━━━━━ Exercise data ━━━━━
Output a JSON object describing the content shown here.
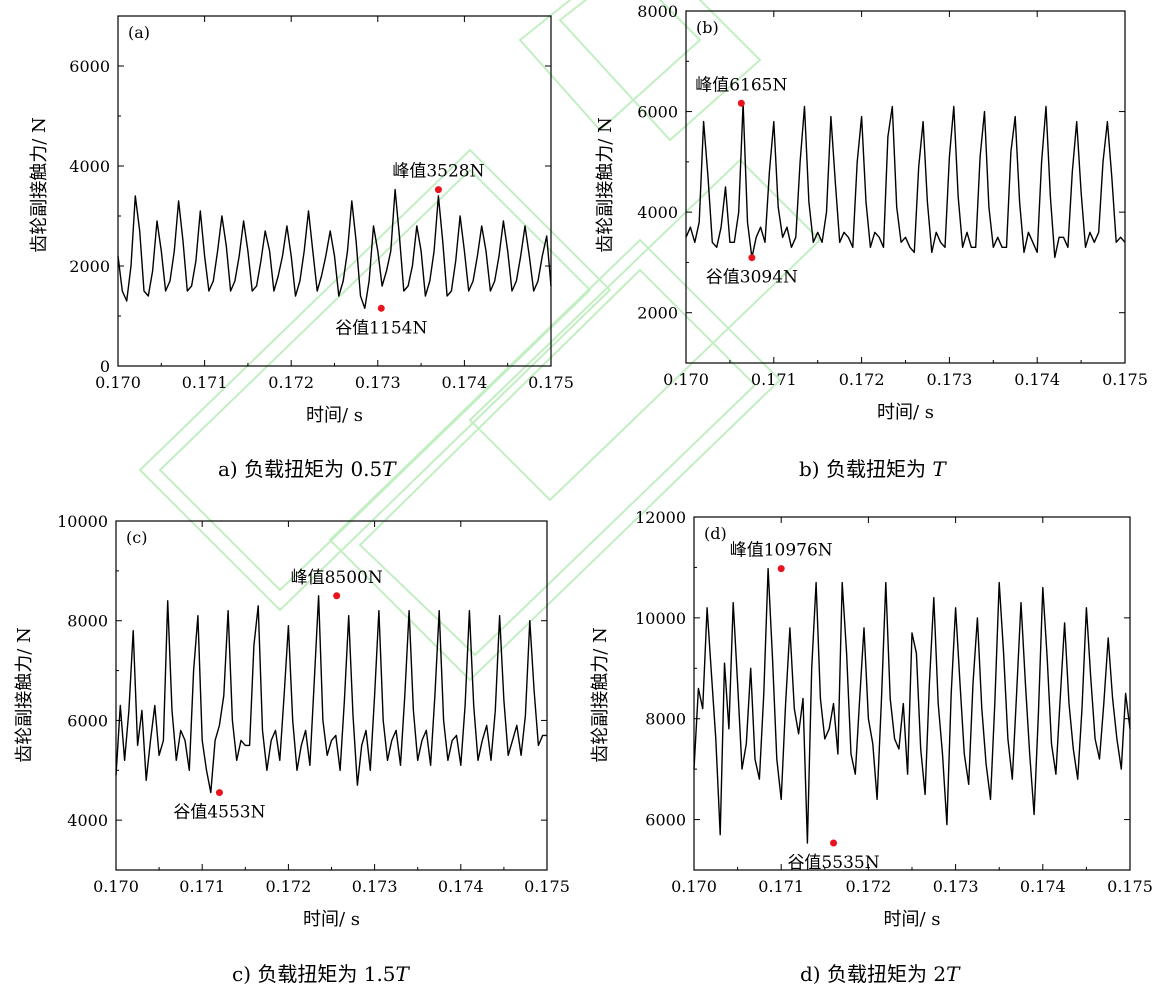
{
  "chart_data": [
    {
      "type": "line",
      "panel_label": "(a)",
      "caption_prefix": "a)  负载扭矩为 ",
      "caption_value": "0.5",
      "caption_var": "T",
      "xlabel": "时间/ s",
      "ylabel": "齿轮副接触力/ N",
      "xlim": [
        0.17,
        0.175
      ],
      "ylim": [
        0,
        7000
      ],
      "xticks": [
        "0.170",
        "0.171",
        "0.172",
        "0.173",
        "0.174",
        "0.175"
      ],
      "yticks": [
        "0",
        "2000",
        "4000",
        "6000"
      ],
      "ytick_values": [
        0,
        2000,
        4000,
        6000
      ],
      "series": [
        {
          "line_color": "#000000",
          "x": [
            0.17,
            0.17005,
            0.1701,
            0.17015,
            0.1702,
            0.17025,
            0.1703,
            0.17035,
            0.1704,
            0.17045,
            0.1705,
            0.17055,
            0.1706,
            0.17065,
            0.1707,
            0.17075,
            0.1708,
            0.17085,
            0.1709,
            0.17095,
            0.171,
            0.17105,
            0.1711,
            0.17115,
            0.1712,
            0.17125,
            0.1713,
            0.17135,
            0.1714,
            0.17145,
            0.1715,
            0.17155,
            0.1716,
            0.17165,
            0.1717,
            0.17175,
            0.1718,
            0.17185,
            0.1719,
            0.17195,
            0.172,
            0.17205,
            0.1721,
            0.17215,
            0.1722,
            0.17225,
            0.1723,
            0.17235,
            0.1724,
            0.17245,
            0.1725,
            0.17255,
            0.1726,
            0.17265,
            0.1727,
            0.17275,
            0.1728,
            0.17285,
            0.1729,
            0.17295,
            0.173,
            0.17305,
            0.1731,
            0.17315,
            0.1732,
            0.17325,
            0.1733,
            0.17335,
            0.1734,
            0.17345,
            0.1735,
            0.17355,
            0.1736,
            0.17365,
            0.1737,
            0.17375,
            0.1738,
            0.17385,
            0.1739,
            0.17395,
            0.174,
            0.17405,
            0.1741,
            0.17415,
            0.1742,
            0.17425,
            0.1743,
            0.17435,
            0.1744,
            0.17445,
            0.1745,
            0.17455,
            0.1746,
            0.17465,
            0.1747,
            0.17475,
            0.1748,
            0.17485,
            0.1749,
            0.17495,
            0.175
          ],
          "y": [
            2200,
            1500,
            1300,
            2000,
            3400,
            2700,
            1500,
            1400,
            1900,
            2900,
            2300,
            1500,
            1700,
            2300,
            3300,
            2500,
            1500,
            1600,
            2100,
            3100,
            2200,
            1500,
            1700,
            2300,
            3000,
            2400,
            1500,
            1700,
            2200,
            2900,
            2300,
            1500,
            1600,
            2100,
            2700,
            2300,
            1500,
            1800,
            2200,
            2800,
            2200,
            1400,
            1700,
            2300,
            3100,
            2300,
            1500,
            1800,
            2200,
            2700,
            2200,
            1400,
            1700,
            2300,
            3300,
            2500,
            1400,
            1154,
            1700,
            2800,
            2300,
            1600,
            1900,
            2300,
            3528,
            2600,
            1500,
            1600,
            2000,
            2800,
            2300,
            1400,
            1700,
            2300,
            3400,
            2500,
            1400,
            1500,
            2100,
            3000,
            2300,
            1500,
            1700,
            2200,
            2800,
            2300,
            1500,
            1700,
            2200,
            2900,
            2300,
            1500,
            1700,
            2200,
            2800,
            2200,
            1500,
            1700,
            2200,
            2600,
            1600
          ]
        }
      ],
      "annotations": [
        {
          "text": "峰值3528N",
          "x": 0.1737,
          "y": 3528,
          "color": "#e8141e"
        },
        {
          "text": "谷值1154N",
          "x": 0.17304,
          "y": 1154,
          "color": "#e8141e"
        }
      ]
    },
    {
      "type": "line",
      "panel_label": "(b)",
      "caption_prefix": "b)  负载扭矩为 ",
      "caption_value": "",
      "caption_var": "T",
      "xlabel": "时间/ s",
      "ylabel": "齿轮副接触力/ N",
      "xlim": [
        0.17,
        0.175
      ],
      "ylim": [
        1000,
        8000
      ],
      "xticks": [
        "0.170",
        "0.171",
        "0.172",
        "0.173",
        "0.174",
        "0.175"
      ],
      "yticks": [
        "2000",
        "4000",
        "6000",
        "8000"
      ],
      "ytick_values": [
        2000,
        4000,
        6000,
        8000
      ],
      "series": [
        {
          "line_color": "#000000",
          "x": [
            0.17,
            0.17005,
            0.1701,
            0.17015,
            0.1702,
            0.17025,
            0.1703,
            0.17035,
            0.1704,
            0.17045,
            0.1705,
            0.17055,
            0.1706,
            0.17065,
            0.1707,
            0.17075,
            0.1708,
            0.17085,
            0.1709,
            0.17095,
            0.171,
            0.17105,
            0.1711,
            0.17115,
            0.1712,
            0.17125,
            0.1713,
            0.17135,
            0.1714,
            0.17145,
            0.1715,
            0.17155,
            0.1716,
            0.17165,
            0.1717,
            0.17175,
            0.1718,
            0.17185,
            0.1719,
            0.17195,
            0.172,
            0.17205,
            0.1721,
            0.17215,
            0.1722,
            0.17225,
            0.1723,
            0.17235,
            0.1724,
            0.17245,
            0.1725,
            0.17255,
            0.1726,
            0.17265,
            0.1727,
            0.17275,
            0.1728,
            0.17285,
            0.1729,
            0.17295,
            0.173,
            0.17305,
            0.1731,
            0.17315,
            0.1732,
            0.17325,
            0.1733,
            0.17335,
            0.1734,
            0.17345,
            0.1735,
            0.17355,
            0.1736,
            0.17365,
            0.1737,
            0.17375,
            0.1738,
            0.17385,
            0.1739,
            0.17395,
            0.174,
            0.17405,
            0.1741,
            0.17415,
            0.1742,
            0.17425,
            0.1743,
            0.17435,
            0.1744,
            0.17445,
            0.1745,
            0.17455,
            0.1746,
            0.17465,
            0.1747,
            0.17475,
            0.1748,
            0.17485,
            0.1749,
            0.17495,
            0.175
          ],
          "y": [
            3500,
            3700,
            3400,
            3800,
            5800,
            4700,
            3400,
            3300,
            3700,
            4500,
            3400,
            3400,
            4000,
            6165,
            3800,
            3094,
            3500,
            3700,
            3400,
            4800,
            5800,
            4100,
            3500,
            3700,
            3300,
            3500,
            5000,
            6100,
            4200,
            3400,
            3600,
            3400,
            4000,
            5900,
            4600,
            3400,
            3600,
            3500,
            3300,
            5000,
            5900,
            4200,
            3300,
            3600,
            3500,
            3300,
            5500,
            6100,
            4100,
            3400,
            3500,
            3300,
            3200,
            4900,
            5800,
            4200,
            3200,
            3600,
            3400,
            3300,
            5100,
            6100,
            4300,
            3300,
            3600,
            3300,
            3300,
            5100,
            6000,
            4100,
            3300,
            3500,
            3300,
            3300,
            5200,
            5900,
            4200,
            3200,
            3600,
            3400,
            3200,
            5000,
            6100,
            4300,
            3100,
            3500,
            3500,
            3300,
            4800,
            5800,
            4400,
            3300,
            3600,
            3400,
            3600,
            5000,
            5800,
            4700,
            3400,
            3500,
            3400
          ]
        }
      ],
      "annotations": [
        {
          "text": "峰值6165N",
          "x": 0.17063,
          "y": 6165,
          "color": "#e8141e"
        },
        {
          "text": "谷值3094N",
          "x": 0.17075,
          "y": 3094,
          "color": "#e8141e"
        }
      ]
    },
    {
      "type": "line",
      "panel_label": "(c)",
      "caption_prefix": "c)  负载扭矩为 ",
      "caption_value": "1.5",
      "caption_var": "T",
      "xlabel": "时间/ s",
      "ylabel": "齿轮副接触力/ N",
      "xlim": [
        0.17,
        0.175
      ],
      "ylim": [
        3000,
        10000
      ],
      "xticks": [
        "0.170",
        "0.171",
        "0.172",
        "0.173",
        "0.174",
        "0.175"
      ],
      "yticks": [
        "4000",
        "6000",
        "8000",
        "10000"
      ],
      "ytick_values": [
        4000,
        6000,
        8000,
        10000
      ],
      "series": [
        {
          "line_color": "#000000",
          "x": [
            0.17,
            0.17005,
            0.1701,
            0.17015,
            0.1702,
            0.17025,
            0.1703,
            0.17035,
            0.1704,
            0.17045,
            0.1705,
            0.17055,
            0.1706,
            0.17065,
            0.1707,
            0.17075,
            0.1708,
            0.17085,
            0.1709,
            0.17095,
            0.171,
            0.17105,
            0.1711,
            0.17115,
            0.1712,
            0.17125,
            0.1713,
            0.17135,
            0.1714,
            0.17145,
            0.1715,
            0.17155,
            0.1716,
            0.17165,
            0.1717,
            0.17175,
            0.1718,
            0.17185,
            0.1719,
            0.17195,
            0.172,
            0.17205,
            0.1721,
            0.17215,
            0.1722,
            0.17225,
            0.1723,
            0.17235,
            0.1724,
            0.17245,
            0.1725,
            0.17255,
            0.1726,
            0.17265,
            0.1727,
            0.17275,
            0.1728,
            0.17285,
            0.1729,
            0.17295,
            0.173,
            0.17305,
            0.1731,
            0.17315,
            0.1732,
            0.17325,
            0.1733,
            0.17335,
            0.1734,
            0.17345,
            0.1735,
            0.17355,
            0.1736,
            0.17365,
            0.1737,
            0.17375,
            0.1738,
            0.17385,
            0.1739,
            0.17395,
            0.174,
            0.17405,
            0.1741,
            0.17415,
            0.1742,
            0.17425,
            0.1743,
            0.17435,
            0.1744,
            0.17445,
            0.1745,
            0.17455,
            0.1746,
            0.17465,
            0.1747,
            0.17475,
            0.1748,
            0.17485,
            0.1749,
            0.17495,
            0.175
          ],
          "y": [
            4900,
            6300,
            5200,
            6200,
            7800,
            5500,
            6200,
            4800,
            5600,
            6300,
            5300,
            5600,
            8400,
            6200,
            5200,
            5800,
            5600,
            5000,
            7000,
            8100,
            5600,
            5000,
            4553,
            5600,
            5900,
            6500,
            8200,
            6000,
            5200,
            5600,
            5500,
            5500,
            7500,
            8300,
            5800,
            5000,
            5600,
            5800,
            5200,
            6500,
            7900,
            6000,
            5000,
            5500,
            5800,
            5100,
            6800,
            8500,
            6000,
            5300,
            5600,
            5700,
            5000,
            6400,
            8100,
            6100,
            4700,
            5500,
            5800,
            5000,
            6500,
            8200,
            6000,
            5200,
            5600,
            5800,
            5100,
            6500,
            8200,
            6200,
            5200,
            5600,
            5800,
            5100,
            6500,
            8200,
            6000,
            5200,
            5600,
            5700,
            5100,
            6300,
            8200,
            6300,
            5200,
            5600,
            5900,
            5200,
            6200,
            8100,
            6400,
            5300,
            5600,
            5900,
            5300,
            6100,
            8000,
            6600,
            5500,
            5700,
            5700
          ]
        }
      ],
      "annotations": [
        {
          "text": "峰值8500N",
          "x": 0.17256,
          "y": 8500,
          "color": "#e8141e"
        },
        {
          "text": "谷值4553N",
          "x": 0.1712,
          "y": 4553,
          "color": "#e8141e"
        }
      ]
    },
    {
      "type": "line",
      "panel_label": "(d)",
      "caption_prefix": "d)  负载扭矩为 ",
      "caption_value": "2",
      "caption_var": "T",
      "xlabel": "时间/ s",
      "ylabel": "齿轮副接触力/ N",
      "xlim": [
        0.17,
        0.175
      ],
      "ylim": [
        5000,
        12000
      ],
      "xticks": [
        "0.170",
        "0.171",
        "0.172",
        "0.173",
        "0.174",
        "0.175"
      ],
      "yticks": [
        "6000",
        "8000",
        "10000",
        "12000"
      ],
      "ytick_values": [
        6000,
        8000,
        10000,
        12000
      ],
      "series": [
        {
          "line_color": "#000000",
          "x": [
            0.17,
            0.17005,
            0.1701,
            0.17015,
            0.1702,
            0.17025,
            0.1703,
            0.17035,
            0.1704,
            0.17045,
            0.1705,
            0.17055,
            0.1706,
            0.17065,
            0.1707,
            0.17075,
            0.1708,
            0.17085,
            0.1709,
            0.17095,
            0.171,
            0.17105,
            0.1711,
            0.17115,
            0.1712,
            0.17125,
            0.1713,
            0.17135,
            0.1714,
            0.17145,
            0.1715,
            0.17155,
            0.1716,
            0.17165,
            0.1717,
            0.17175,
            0.1718,
            0.17185,
            0.1719,
            0.17195,
            0.172,
            0.17205,
            0.1721,
            0.17215,
            0.1722,
            0.17225,
            0.1723,
            0.17235,
            0.1724,
            0.17245,
            0.1725,
            0.17255,
            0.1726,
            0.17265,
            0.1727,
            0.17275,
            0.1728,
            0.17285,
            0.1729,
            0.17295,
            0.173,
            0.17305,
            0.1731,
            0.17315,
            0.1732,
            0.17325,
            0.1733,
            0.17335,
            0.1734,
            0.17345,
            0.1735,
            0.17355,
            0.1736,
            0.17365,
            0.1737,
            0.17375,
            0.1738,
            0.17385,
            0.1739,
            0.17395,
            0.174,
            0.17405,
            0.1741,
            0.17415,
            0.1742,
            0.17425,
            0.1743,
            0.17435,
            0.1744,
            0.17445,
            0.1745,
            0.17455,
            0.1746,
            0.17465,
            0.1747,
            0.17475,
            0.1748,
            0.17485,
            0.1749,
            0.17495,
            0.175
          ],
          "y": [
            7000,
            8600,
            8200,
            10200,
            8900,
            7600,
            5700,
            9100,
            7800,
            10300,
            8700,
            7000,
            7500,
            9000,
            7200,
            6800,
            8500,
            10976,
            9200,
            7200,
            6400,
            8300,
            9800,
            8200,
            7700,
            8400,
            5535,
            9000,
            10700,
            8400,
            7600,
            7800,
            8300,
            7300,
            10700,
            9300,
            7300,
            6900,
            8400,
            9800,
            8000,
            7500,
            6400,
            8400,
            10700,
            8400,
            7600,
            7400,
            8300,
            6900,
            9700,
            9300,
            7400,
            6500,
            8700,
            10400,
            8300,
            7300,
            5900,
            8500,
            10200,
            8700,
            7300,
            6700,
            8700,
            10000,
            8200,
            7100,
            6400,
            8300,
            10700,
            9300,
            7600,
            6800,
            8500,
            10300,
            8700,
            7300,
            6100,
            8100,
            10600,
            9200,
            7500,
            6900,
            8400,
            9900,
            8300,
            7400,
            6800,
            8200,
            10200,
            8800,
            7600,
            7200,
            8300,
            9600,
            8400,
            7600,
            7000,
            8500,
            7800
          ]
        }
      ],
      "annotations": [
        {
          "text": "峰值10976N",
          "x": 0.171,
          "y": 10976,
          "color": "#e8141e"
        },
        {
          "text": "谷值5535N",
          "x": 0.1716,
          "y": 5535,
          "color": "#e8141e"
        }
      ]
    }
  ]
}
━━━━━
Short task:
Where does the word "text" appear in the listing? List each line that holds it.

Problem solution:
          "text": "峰值3528N",
          "text": "谷值1154N",
          "text": "峰值6165N",
          "text": "谷值3094N",
          "text": "峰值8500N",
          "text": "谷值4553N",
          "text": "峰值10976N",
          "text": "谷值5535N",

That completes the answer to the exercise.